■ Exercise requirements: Provide the records once more, identical to the original.

■ Dataset rows:
════════════════

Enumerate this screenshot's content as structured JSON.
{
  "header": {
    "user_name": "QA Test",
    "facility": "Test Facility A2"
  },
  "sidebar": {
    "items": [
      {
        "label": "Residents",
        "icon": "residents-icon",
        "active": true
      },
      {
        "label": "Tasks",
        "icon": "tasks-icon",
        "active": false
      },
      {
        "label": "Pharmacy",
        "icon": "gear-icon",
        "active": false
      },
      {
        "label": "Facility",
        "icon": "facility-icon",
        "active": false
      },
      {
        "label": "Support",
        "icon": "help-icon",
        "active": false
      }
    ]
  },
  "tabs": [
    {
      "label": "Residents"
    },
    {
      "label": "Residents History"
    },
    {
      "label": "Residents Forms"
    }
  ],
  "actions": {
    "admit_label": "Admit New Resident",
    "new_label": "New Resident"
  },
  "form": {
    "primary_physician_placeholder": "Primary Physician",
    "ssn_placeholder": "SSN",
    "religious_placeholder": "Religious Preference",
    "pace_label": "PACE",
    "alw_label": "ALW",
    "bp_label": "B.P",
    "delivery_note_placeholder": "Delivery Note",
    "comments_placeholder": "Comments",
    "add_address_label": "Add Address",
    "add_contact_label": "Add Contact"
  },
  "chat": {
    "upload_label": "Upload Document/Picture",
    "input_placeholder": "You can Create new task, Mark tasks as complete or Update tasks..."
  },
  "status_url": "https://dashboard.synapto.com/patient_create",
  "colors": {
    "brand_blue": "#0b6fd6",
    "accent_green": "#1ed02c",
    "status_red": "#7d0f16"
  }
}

════════════════

■ Reply to the task:
Enumerate this screenshot's content as structured JSON.
{
  "header": {
    "user_name": "QA Test",
    "facility": "Test Facility A2"
  },
  "sidebar": {
    "items": [
      {
        "label": "Residents",
        "icon": "residents-icon",
        "active": true
      },
      {
        "label": "Tasks",
        "icon": "tasks-icon",
        "active": false
      },
      {
        "label": "Pharmacy",
        "icon": "gear-icon",
        "active": false
      },
      {
        "label": "Facility",
        "icon": "facility-icon",
        "active": false
      },
      {
        "label": "Support",
        "icon": "help-icon",
        "active": false
      }
    ]
  },
  "tabs": [
    {
      "label": "Residents"
    },
    {
      "label": "Residents History"
    },
    {
      "label": "Residents Forms"
    }
  ],
  "actions": {
    "admit_label": "Admit New Resident",
    "new_label": "New Resident"
  },
  "form": {
    "primary_physician_placeholder": "Primary Physician",
    "ssn_placeholder": "SSN",
    "religious_placeholder": "Religious Preference",
    "pace_label": "PACE",
    "alw_label": "ALW",
    "bp_label": "B.P",
    "delivery_note_placeholder": "Delivery Note",
    "comments_placeholder": "Comments",
    "add_address_label": "Add Address",
    "add_contact_label": "Add Contact"
  },
  "chat": {
    "upload_label": "Upload Document/Picture",
    "input_placeholder": "You can Create new task, Mark tasks as complete or Update tasks..."
  },
  "status_url": "https://dashboard.synapto.com/patient_create",
  "colors": {
    "brand_blue": "#0b6fd6",
    "accent_green": "#1ed02c",
    "status_red": "#7d0f16"
  }
}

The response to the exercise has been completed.